Set exercise -
Reproduce the entries exactly.
=-=-=-=-=
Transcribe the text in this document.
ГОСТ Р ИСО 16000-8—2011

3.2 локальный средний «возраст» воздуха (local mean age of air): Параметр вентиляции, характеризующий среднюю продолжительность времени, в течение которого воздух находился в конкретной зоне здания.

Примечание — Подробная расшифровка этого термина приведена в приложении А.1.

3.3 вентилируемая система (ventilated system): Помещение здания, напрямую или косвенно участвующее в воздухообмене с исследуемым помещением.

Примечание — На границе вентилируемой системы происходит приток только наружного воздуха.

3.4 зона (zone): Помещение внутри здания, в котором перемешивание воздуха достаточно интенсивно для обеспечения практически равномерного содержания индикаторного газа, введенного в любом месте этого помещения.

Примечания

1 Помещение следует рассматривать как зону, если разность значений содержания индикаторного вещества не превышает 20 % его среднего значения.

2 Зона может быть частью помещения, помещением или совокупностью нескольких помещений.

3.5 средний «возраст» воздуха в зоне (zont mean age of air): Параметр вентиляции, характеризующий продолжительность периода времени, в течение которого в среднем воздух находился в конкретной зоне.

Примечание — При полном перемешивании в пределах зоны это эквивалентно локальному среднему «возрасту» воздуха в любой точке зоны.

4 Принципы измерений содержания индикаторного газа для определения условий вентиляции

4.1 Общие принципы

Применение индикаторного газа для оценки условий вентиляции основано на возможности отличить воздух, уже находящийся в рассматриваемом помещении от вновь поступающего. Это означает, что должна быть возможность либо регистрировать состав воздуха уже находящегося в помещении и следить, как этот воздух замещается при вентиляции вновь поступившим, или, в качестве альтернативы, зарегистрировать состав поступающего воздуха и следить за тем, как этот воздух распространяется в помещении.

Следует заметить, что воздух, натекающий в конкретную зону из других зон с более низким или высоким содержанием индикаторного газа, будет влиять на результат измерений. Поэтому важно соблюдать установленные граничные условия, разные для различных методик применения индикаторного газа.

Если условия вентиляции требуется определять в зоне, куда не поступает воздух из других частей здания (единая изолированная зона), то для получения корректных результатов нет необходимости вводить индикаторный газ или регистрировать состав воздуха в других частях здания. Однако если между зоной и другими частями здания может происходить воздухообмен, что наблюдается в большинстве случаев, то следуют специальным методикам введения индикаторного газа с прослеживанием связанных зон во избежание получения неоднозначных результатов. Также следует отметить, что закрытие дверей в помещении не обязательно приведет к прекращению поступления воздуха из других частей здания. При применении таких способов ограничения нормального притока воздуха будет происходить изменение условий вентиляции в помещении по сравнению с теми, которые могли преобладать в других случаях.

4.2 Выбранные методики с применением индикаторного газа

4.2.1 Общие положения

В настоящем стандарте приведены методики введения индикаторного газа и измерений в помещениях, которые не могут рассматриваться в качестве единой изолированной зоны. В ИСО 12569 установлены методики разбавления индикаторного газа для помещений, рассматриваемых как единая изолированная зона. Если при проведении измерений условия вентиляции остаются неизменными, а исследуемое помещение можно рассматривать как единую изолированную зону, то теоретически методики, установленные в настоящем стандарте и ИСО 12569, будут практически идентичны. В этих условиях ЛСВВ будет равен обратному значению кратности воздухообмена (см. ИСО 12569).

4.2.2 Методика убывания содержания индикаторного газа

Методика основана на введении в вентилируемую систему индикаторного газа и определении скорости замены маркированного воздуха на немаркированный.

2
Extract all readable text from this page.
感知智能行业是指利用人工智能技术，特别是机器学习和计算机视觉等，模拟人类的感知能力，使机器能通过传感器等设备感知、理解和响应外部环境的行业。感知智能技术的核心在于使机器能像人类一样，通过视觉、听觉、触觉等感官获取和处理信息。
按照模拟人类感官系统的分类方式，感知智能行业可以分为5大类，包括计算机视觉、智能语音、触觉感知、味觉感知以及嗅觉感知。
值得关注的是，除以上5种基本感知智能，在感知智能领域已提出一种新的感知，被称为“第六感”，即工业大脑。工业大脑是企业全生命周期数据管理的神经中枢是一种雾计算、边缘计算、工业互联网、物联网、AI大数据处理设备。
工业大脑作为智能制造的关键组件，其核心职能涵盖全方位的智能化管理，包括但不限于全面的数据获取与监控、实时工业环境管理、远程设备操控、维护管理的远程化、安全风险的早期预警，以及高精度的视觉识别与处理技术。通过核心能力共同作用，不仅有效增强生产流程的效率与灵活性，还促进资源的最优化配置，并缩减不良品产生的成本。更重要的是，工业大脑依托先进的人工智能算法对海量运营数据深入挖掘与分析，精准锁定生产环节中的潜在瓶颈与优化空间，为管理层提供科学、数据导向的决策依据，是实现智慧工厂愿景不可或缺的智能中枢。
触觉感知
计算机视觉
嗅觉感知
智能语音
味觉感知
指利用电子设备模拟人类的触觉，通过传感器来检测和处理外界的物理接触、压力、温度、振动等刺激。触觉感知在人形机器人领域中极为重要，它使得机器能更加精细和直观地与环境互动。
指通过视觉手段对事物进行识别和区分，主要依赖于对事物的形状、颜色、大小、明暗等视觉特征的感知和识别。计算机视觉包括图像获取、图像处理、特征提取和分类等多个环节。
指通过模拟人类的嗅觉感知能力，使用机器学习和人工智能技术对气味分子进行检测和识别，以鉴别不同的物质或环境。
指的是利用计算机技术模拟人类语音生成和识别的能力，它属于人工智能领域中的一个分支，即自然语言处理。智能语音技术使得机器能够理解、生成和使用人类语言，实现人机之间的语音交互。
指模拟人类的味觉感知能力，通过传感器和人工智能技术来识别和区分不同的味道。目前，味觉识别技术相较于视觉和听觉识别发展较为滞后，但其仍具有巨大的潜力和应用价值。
=-=-=-=-=
Exercise result -
Transcribe the text in this document.
ГОСТ Р ИСО 16000-8—2011

3.2 локальный средний «возраст» воздуха (local mean age of air): Параметр вентиляции, характеризующий среднюю продолжительность времени, в течение которого воздух находился в конкретной зоне здания.

Примечание — Подробная расшифровка этого термина приведена в приложении А.1.

3.3 вентилируемая система (ventilated system): Помещение здания, напрямую или косвенно участвующее в воздухообмене с исследуемым помещением.

Примечание — На границе вентилируемой системы происходит приток только наружного воздуха.

3.4 зона (zone): Помещение внутри здания, в котором перемешивание воздуха достаточно интенсивно для обеспечения практически равномерного содержания индикаторного газа, введенного в любом месте этого помещения.

Примечания

1 Помещение следует рассматривать как зону, если разность значений содержания индикаторного вещества не превышает 20 % его среднего значения.

2 Зона может быть частью помещения, помещением или совокупностью нескольких помещений.

3.5 средний «возраст» воздуха в зоне (zont mean age of air): Параметр вентиляции, характеризующий продолжительность периода времени, в течение которого в среднем воздух находился в конкретной зоне.

Примечание — При полном перемешивании в пределах зоны это эквивалентно локальному среднему «возрасту» воздуха в любой точке зоны.

4 Принципы измерений содержания индикаторного газа для определения условий вентиляции

4.1 Общие принципы

Применение индикаторного газа для оценки условий вентиляции основано на возможности отличить воздух, уже находящийся в рассматриваемом помещении от вновь поступающего. Это означает, что должна быть возможность либо регистрировать состав воздуха уже находящегося в помещении и следить, как этот воздух замещается при вентиляции вновь поступившим, или, в качестве альтернативы, зарегистрировать состав поступающего воздуха и следить за тем, как этот воздух распространяется в помещении.

Следует заметить, что воздух, натекающий в конкретную зону из других зон с более низким или высоким содержанием индикаторного газа, будет влиять на результат измерений. Поэтому важно соблюдать установленные граничные условия, разные для различных методик применения индикаторного газа.

Если условия вентиляции требуется определять в зоне, куда не поступает воздух из других частей здания (единая изолированная зона), то для получения корректных результатов нет необходимости вводить индикаторный газ или регистрировать состав воздуха в других частях здания. Однако если между зоной и другими частями здания может происходить воздухообмен, что наблюдается в большинстве случаев, то следуют специальным методикам введения индикаторного газа с прослеживанием связанных зон во избежание получения неоднозначных результатов. Также следует отметить, что закрытие дверей в помещении не обязательно приведет к прекращению поступления воздуха из других частей здания. При применении таких способов ограничения нормального притока воздуха будет происходить изменение условий вентиляции в помещении по сравнению с теми, которые могли преобладать в других случаях.

4.2 Выбранные методики с применением индикаторного газа

4.2.1 Общие положения

В настоящем стандарте приведены методики введения индикаторного газа и измерений в помещениях, которые не могут рассматриваться в качестве единой изолированной зоны. В ИСО 12569 установлены методики разбавления индикаторного газа для помещений, рассматриваемых как единая изолированная зона. Если при проведении измерений условия вентиляции остаются неизменными, а исследуемое помещение можно рассматривать как единую изолированную зону, то теоретически методики, установленные в настоящем стандарте и ИСО 12569, будут практически идентичны. В этих условиях ЛСВВ будет равен обратному значению кратности воздухообмена (см. ИСО 12569).

4.2.2 Методика убывания содержания индикаторного газа

Методика основана на введении в вентилируемую систему индикаторного газа и определении скорости замены маркированного воздуха на немаркированный.

2
Extract all readable text from this page.
感知智能行业是指利用人工智能技术，特别是机器学习和计算机视觉等，模拟人类的感知能力，使机器能通过传感器等设备感知、理解和响应外部环境的行业。感知智能技术的核心在于使机器能像人类一样，通过视觉、听觉、触觉等感官获取和处理信息。
按照模拟人类感官系统的分类方式，感知智能行业可以分为5大类，包括计算机视觉、智能语音、触觉感知、味觉感知以及嗅觉感知。
值得关注的是，除以上5种基本感知智能，在感知智能领域已提出一种新的感知，被称为“第六感”，即工业大脑。工业大脑是企业全生命周期数据管理的神经中枢是一种雾计算、边缘计算、工业互联网、物联网、AI大数据处理设备。
工业大脑作为智能制造的关键组件，其核心职能涵盖全方位的智能化管理，包括但不限于全面的数据获取与监控、实时工业环境管理、远程设备操控、维护管理的远程化、安全风险的早期预警，以及高精度的视觉识别与处理技术。通过核心能力共同作用，不仅有效增强生产流程的效率与灵活性，还促进资源的最优化配置，并缩减不良品产生的成本。更重要的是，工业大脑依托先进的人工智能算法对海量运营数据深入挖掘与分析，精准锁定生产环节中的潜在瓶颈与优化空间，为管理层提供科学、数据导向的决策依据，是实现智慧工厂愿景不可或缺的智能中枢。
触觉感知
计算机视觉
嗅觉感知
智能语音
味觉感知
指利用电子设备模拟人类的触觉，通过传感器来检测和处理外界的物理接触、压力、温度、振动等刺激。触觉感知在人形机器人领域中极为重要，它使得机器能更加精细和直观地与环境互动。
指通过视觉手段对事物进行识别和区分，主要依赖于对事物的形状、颜色、大小、明暗等视觉特征的感知和识别。计算机视觉包括图像获取、图像处理、特征提取和分类等多个环节。
指通过模拟人类的嗅觉感知能力，使用机器学习和人工智能技术对气味分子进行检测和识别，以鉴别不同的物质或环境。
指的是利用计算机技术模拟人类语音生成和识别的能力，它属于人工智能领域中的一个分支，即自然语言处理。智能语音技术使得机器能够理解、生成和使用人类语言，实现人机之间的语音交互。
指模拟人类的味觉感知能力，通过传感器和人工智能技术来识别和区分不同的味道。目前，味觉识别技术相较于视觉和听觉识别发展较为滞后，但其仍具有巨大的潜力和应用价值。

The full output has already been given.